Beitragvon Joachim Stiller » 26.01.2011, 18:26

Hier einmal zwei kürzere Märchen von mir.

Zunächst das Märchen vom grünen Frosch und dem stolzen Adler

Eine Tierparabel, frei nach dem Indianermärchen: „Wie die Maus zum Adler wurde.“
Eines Tages verlief sich ein kleiner, grüner Frosch auf einer großen und unüberschaubaren
Wiese. Das sah ein Adler, der hoch oben in den Lüften seine Kreise zog. Der Adler stürzte
herab, griff sich den Frosch und hob ihn hoch bis über die Wolken. Der Frosch jammerte, er
hatte große Angst und sagte zum Adler: „Lass mich sofort wieder herunter!“ Da dachte sich
der Adler: „Du bist nur ein kleiner grüner Frosch, und ich bin ein stolzer Adler; du wirst mir
nicht schmecken!“
Und der Adler flog tiefer, landete neben der Wiese, und setzte den kleinen grünen Frosch an
einem schönen Tümpel wieder auf die Erde.
Und die Moral von der Geschicht: Wenn Du ein Adler sein willst, so lass dem Frosch das
Leben!

● Rohdaten:
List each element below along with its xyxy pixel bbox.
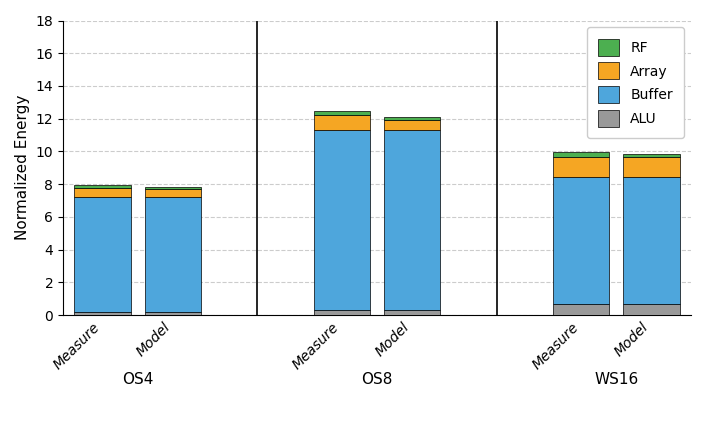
Legend: RF, Array, Buffer, ALU: RF, Array, Buffer, ALU	[587, 27, 684, 138]
Text: OS4: OS4	[122, 372, 153, 388]
Text: OS8: OS8	[361, 372, 393, 388]
Bar	[145, 187, 201, 189]
Bar	[313, 111, 370, 116]
Bar	[623, 177, 680, 305]
Bar	[313, 310, 370, 315]
Bar	[313, 130, 370, 310]
Bar	[384, 310, 441, 315]
Bar	[553, 177, 609, 305]
Bar	[553, 305, 609, 315]
Bar	[553, 157, 609, 177]
Bar	[623, 154, 680, 157]
Bar	[74, 185, 131, 188]
Bar	[623, 305, 680, 315]
Bar	[384, 121, 441, 130]
Bar	[74, 312, 131, 315]
Bar	[145, 197, 201, 312]
Bar	[384, 130, 441, 310]
Text: WS16: WS16	[594, 372, 638, 388]
Bar	[145, 312, 201, 315]
Bar	[313, 116, 370, 130]
Bar	[74, 197, 131, 312]
Bar	[384, 117, 441, 121]
Bar	[74, 188, 131, 197]
Y-axis label: Normalized Energy: Normalized Energy	[15, 95, 30, 241]
Bar	[553, 152, 609, 157]
Bar	[145, 189, 201, 197]
Bar	[623, 157, 680, 177]
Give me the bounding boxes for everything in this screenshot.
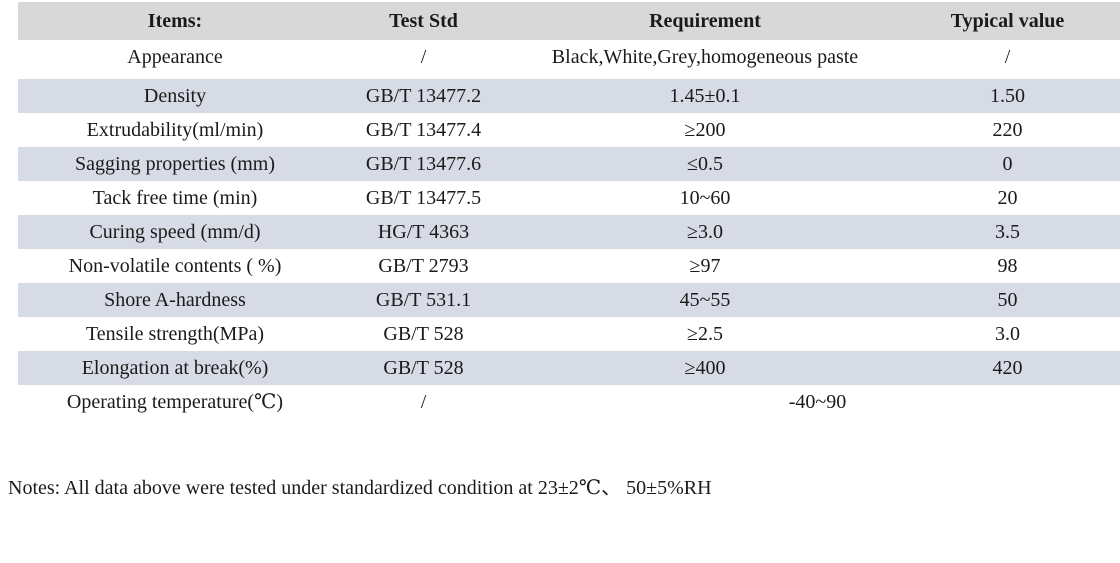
cell-item: Sagging properties (mm) [18,147,332,181]
cell-typical: 3.5 [895,215,1120,249]
cell-requirement: 45~55 [515,283,895,317]
cell-requirement: ≤0.5 [515,147,895,181]
cell-item: Appearance [127,46,223,68]
column-header-items: Items: [18,2,332,40]
cell-requirement: 1.45±0.1 [515,79,895,113]
column-header-typical: Typical value [895,2,1120,40]
spec-table: Items: Test Std Requirement Typical valu… [18,2,1120,419]
cell-item: Tensile strength(MPa) [85,323,264,345]
cell-requirement: ≥200 [684,119,726,141]
cell-item: Non-volatile contents ( %) [68,255,282,277]
table-row: Extrudability(ml/min) GB/T 13477.4 ≥200 … [18,113,1120,147]
table-row: Sagging properties (mm) GB/T 13477.6 ≤0.… [18,147,1120,181]
cell-requirement: ≥97 [689,255,721,277]
cell-typical: 3.0 [995,323,1020,345]
header-row: Items: Test Std Requirement Typical valu… [18,2,1120,40]
cell-std: GB/T 528 [332,351,515,385]
cell-item: Elongation at break(%) [18,351,332,385]
table-row: Density GB/T 13477.2 1.45±0.1 1.50 [18,79,1120,113]
cell-item: Curing speed (mm/d) [18,215,332,249]
table-row: Operating temperature(℃) / -40~90 [18,385,1120,419]
table-row: Curing speed (mm/d) HG/T 4363 ≥3.0 3.5 [18,215,1120,249]
cell-requirement: 10~60 [679,187,731,209]
cell-item: Density [18,79,332,113]
cell-typical: 1.50 [895,79,1120,113]
cell-typical: 420 [895,351,1120,385]
cell-requirement: ≥3.0 [515,215,895,249]
notes: Notes: All data above were tested under … [8,477,712,499]
table-row: Shore A-hardness GB/T 531.1 45~55 50 [18,283,1120,317]
cell-std: GB/T 2793 [378,255,469,277]
cell-requirement: ≥400 [515,351,895,385]
cell-requirement: ≥2.5 [687,323,723,345]
cell-std: HG/T 4363 [332,215,515,249]
table-row: Elongation at break(%) GB/T 528 ≥400 420 [18,351,1120,385]
cell-item: Tack free time (min) [92,187,258,209]
table-row: Appearance / Black,White,Grey,homogeneou… [18,40,1120,79]
cell-requirement: Black,White,Grey,homogeneous paste [551,46,859,68]
cell-std: GB/T 531.1 [332,283,515,317]
table-row: Tensile strength(MPa) GB/T 528 ≥2.5 3.0 [18,317,1120,351]
cell-requirement: -40~90 [788,391,847,413]
cell-typical: / [1004,46,1011,68]
cell-typical: 20 [997,187,1018,209]
cell-typical: 0 [895,147,1120,181]
cell-item: Operating temperature(℃) [66,391,284,413]
cell-std: / [420,391,427,413]
cell-std: / [420,46,427,68]
cell-std: GB/T 13477.5 [365,187,482,209]
column-header-std: Test Std [332,2,515,40]
cell-item: Shore A-hardness [18,283,332,317]
cell-std: GB/T 13477.2 [332,79,515,113]
table-row: Non-volatile contents ( %) GB/T 2793 ≥97… [18,249,1120,283]
cell-item: Extrudability(ml/min) [86,119,264,141]
cell-typical: 220 [992,119,1023,141]
cell-typical: 50 [895,283,1120,317]
cell-std: GB/T 13477.4 [365,119,482,141]
cell-std: GB/T 528 [383,323,464,345]
cell-typical: 98 [997,255,1018,277]
column-header-req: Requirement [515,2,895,40]
cell-std: GB/T 13477.6 [332,147,515,181]
table-row: Tack free time (min) GB/T 13477.5 10~60 … [18,181,1120,215]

● Aufgabenbeschreibung: Drucke den Lesetext mit dem Märchen vom Frosch und dem Adler vollständig und ohne jede Änderung ab. Die Zeilen stehen in keinem Zusammenhang mit dem Lesetext.

● Vollständige Antwort:
Beitragvon Joachim Stiller » 26.01.2011, 18:26

Hier einmal zwei kürzere Märchen von mir.

Zunächst das Märchen vom grünen Frosch und dem stolzen Adler

Eine Tierparabel, frei nach dem Indianermärchen: „Wie die Maus zum Adler wurde.“
Eines Tages verlief sich ein kleiner, grüner Frosch auf einer großen und unüberschaubaren
Wiese. Das sah ein Adler, der hoch oben in den Lüften seine Kreise zog. Der Adler stürzte
herab, griff sich den Frosch und hob ihn hoch bis über die Wolken. Der Frosch jammerte, er
hatte große Angst und sagte zum Adler: „Lass mich sofort wieder herunter!“ Da dachte sich
der Adler: „Du bist nur ein kleiner grüner Frosch, und ich bin ein stolzer Adler; du wirst mir
nicht schmecken!“
Und der Adler flog tiefer, landete neben der Wiese, und setzte den kleinen grünen Frosch an
einem schönen Tümpel wieder auf die Erde.
Und die Moral von der Geschicht: Wenn Du ein Adler sein willst, so lass dem Frosch das
Leben!